WHAT IS ASKED: Across the material below, how many lines contain the word "caption"? Give only the number.

Figure data in JSON:
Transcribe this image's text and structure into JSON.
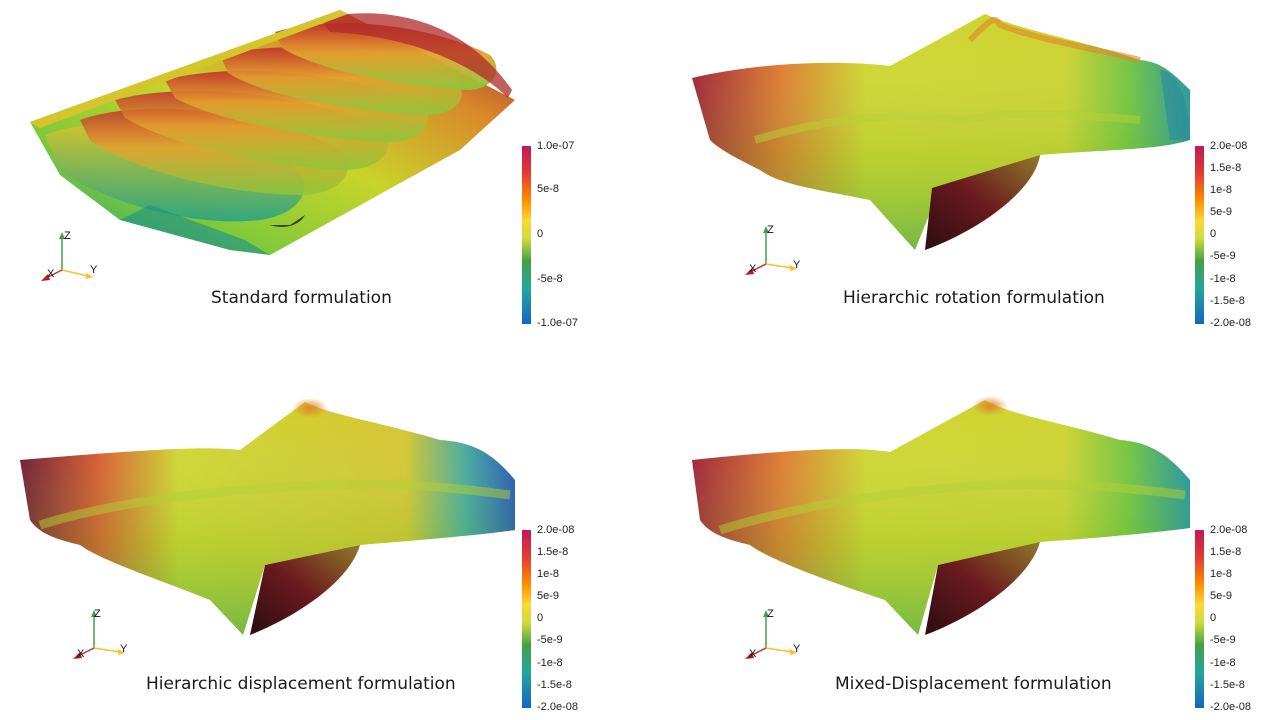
{
  "panels": [
    {
      "caption": "Standard formulation",
      "colorbar_labels": [
        "1.0e-07",
        "5e-8",
        "0",
        "-5e-8",
        "-1.0e-07"
      ],
      "axes": {
        "z": "Z",
        "x": "X",
        "y": "Y"
      }
    },
    {
      "caption": "Hierarchic rotation formulation",
      "colorbar_labels": [
        "2.0e-08",
        "1.5e-8",
        "1e-8",
        "5e-9",
        "0",
        "-5e-9",
        "-1e-8",
        "-1.5e-8",
        "-2.0e-08"
      ],
      "axes": {
        "z": "Z",
        "x": "X",
        "y": "Y"
      }
    },
    {
      "caption": "Hierarchic displacement formulation",
      "colorbar_labels": [
        "2.0e-08",
        "1.5e-8",
        "1e-8",
        "5e-9",
        "0",
        "-5e-9",
        "-1e-8",
        "-1.5e-8",
        "-2.0e-08"
      ],
      "axes": {
        "z": "Z",
        "x": "X",
        "y": "Y"
      }
    },
    {
      "caption": "Mixed-Displacement  formulation",
      "colorbar_labels": [
        "2.0e-08",
        "1.5e-8",
        "1e-8",
        "5e-9",
        "0",
        "-5e-9",
        "-1e-8",
        "-1.5e-8",
        "-2.0e-08"
      ],
      "axes": {
        "z": "Z",
        "x": "X",
        "y": "Y"
      }
    }
  ],
  "colors": {
    "colormap": [
      "#c2185b",
      "#e53935",
      "#fb8c00",
      "#fdd835",
      "#cddc39",
      "#43a047",
      "#26a69a",
      "#1e88e5",
      "#1565c0"
    ],
    "surface_dark": "#3a1a10",
    "axis_x": "#d32f2f",
    "axis_y": "#fbc02d",
    "axis_z": "#43a047"
  }
}
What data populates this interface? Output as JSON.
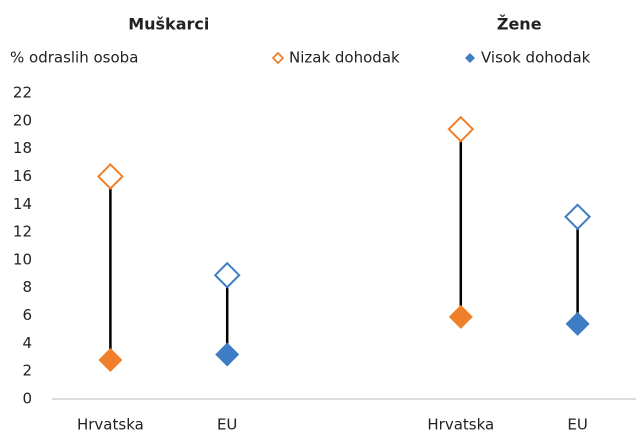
{
  "chart_data": {
    "type": "dot_range",
    "y_axis_label": "% odraslih osoba",
    "groups": [
      "Muškarci",
      "Žene"
    ],
    "categories": [
      "Hrvatska",
      "EU",
      null,
      "Hrvatska",
      "EU"
    ],
    "category_colors": [
      "#f07f2a",
      "#3e7cc4",
      null,
      "#f07f2a",
      "#3e7cc4"
    ],
    "series": [
      {
        "name": "Nizak dohodak",
        "color": "#f07f2a",
        "marker": "hollow-diamond",
        "values": [
          16,
          8.9,
          null,
          19.4,
          13.1
        ]
      },
      {
        "name": "Visok dohodak",
        "color": "#3e7cc4",
        "marker": "filled-diamond",
        "values": [
          2.8,
          3.2,
          null,
          5.9,
          5.4
        ]
      }
    ],
    "ylim": [
      0,
      22
    ],
    "yticks": [
      0,
      2,
      4,
      6,
      8,
      10,
      12,
      14,
      16,
      18,
      20,
      22
    ],
    "legend": "top",
    "grid": false
  }
}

EXERCISE RESULT: 4